* THE EXERCISE
Find the lines with "中位数是" in them and copy them out.

━━━━━ RECORDS SUPPLIED

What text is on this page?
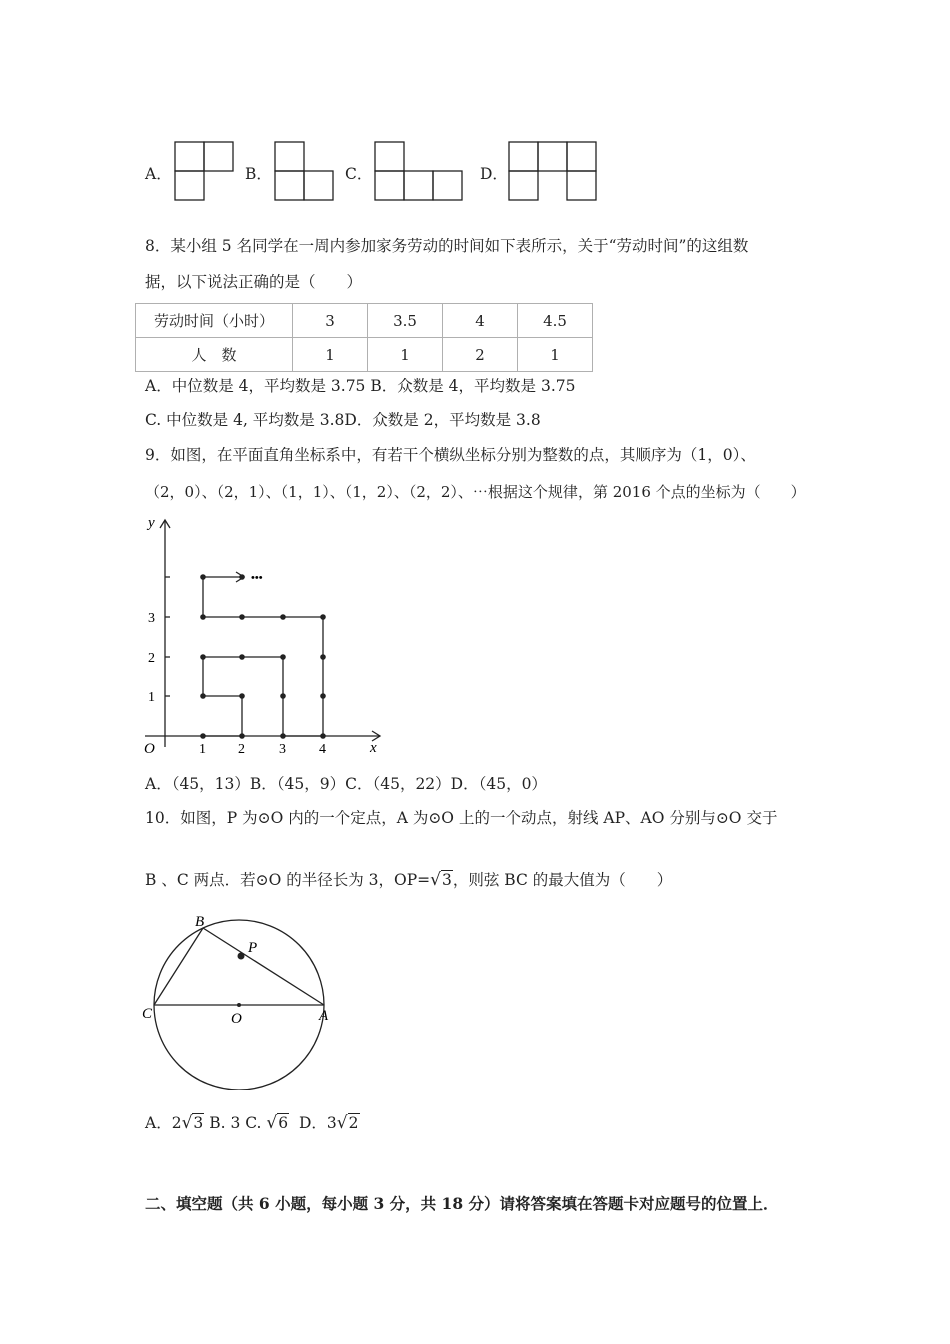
A．	B．	C．	D．
8．某小组 5 名同学在一周内参加家务劳动的时间如下表所示，关于“劳动时间”的这组数
据，以下说法正确的是（　　）
劳动时间（小时）	3	3.5	4	4.5
人　数	1	1	2	1
A．中位数是 4，平均数是 3.75 B．众数是 4，平均数是 3.75
C. 中位数是 4, 平均数是 3.8D．众数是 2，平均数是 3.8
9．如图，在平面直角坐标系中，有若干个横纵坐标分别为整数的点，其顺序为（1，0）、
（2，0）、（2，1）、（1，1）、（1，2）、（2，2）、⋯根据这个规律，第 2016 个点的坐标为（　　）
y
x
O	1 2 3 4
1
2
3
•••
A．（45，13）B．（45，9）C．（45，22）D．（45，0）
10．如图，P 为⊙O 内的一个定点，A 为⊙O 上的一个动点，射线 AP、AO 分别与⊙O 交于
B 、C 两点．若⊙O 的半径长为 3，OP=√3，则弦 BC 的最大值为（　　）
B
P
C	O	A
A．2√3 B. 3 C. √6  D．3√2
二、填空题（共 6 小题，每小题 3 分，共 18 分）请将答案填在答题卡对应题号的位置上．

━━━━━━━━━━

* RESPONSE BELOW
A．中位数是 4，平均数是 3.75 B．众数是 4，平均数是 3.75
C. 中位数是 4, 平均数是 3.8D．众数是 2，平均数是 3.8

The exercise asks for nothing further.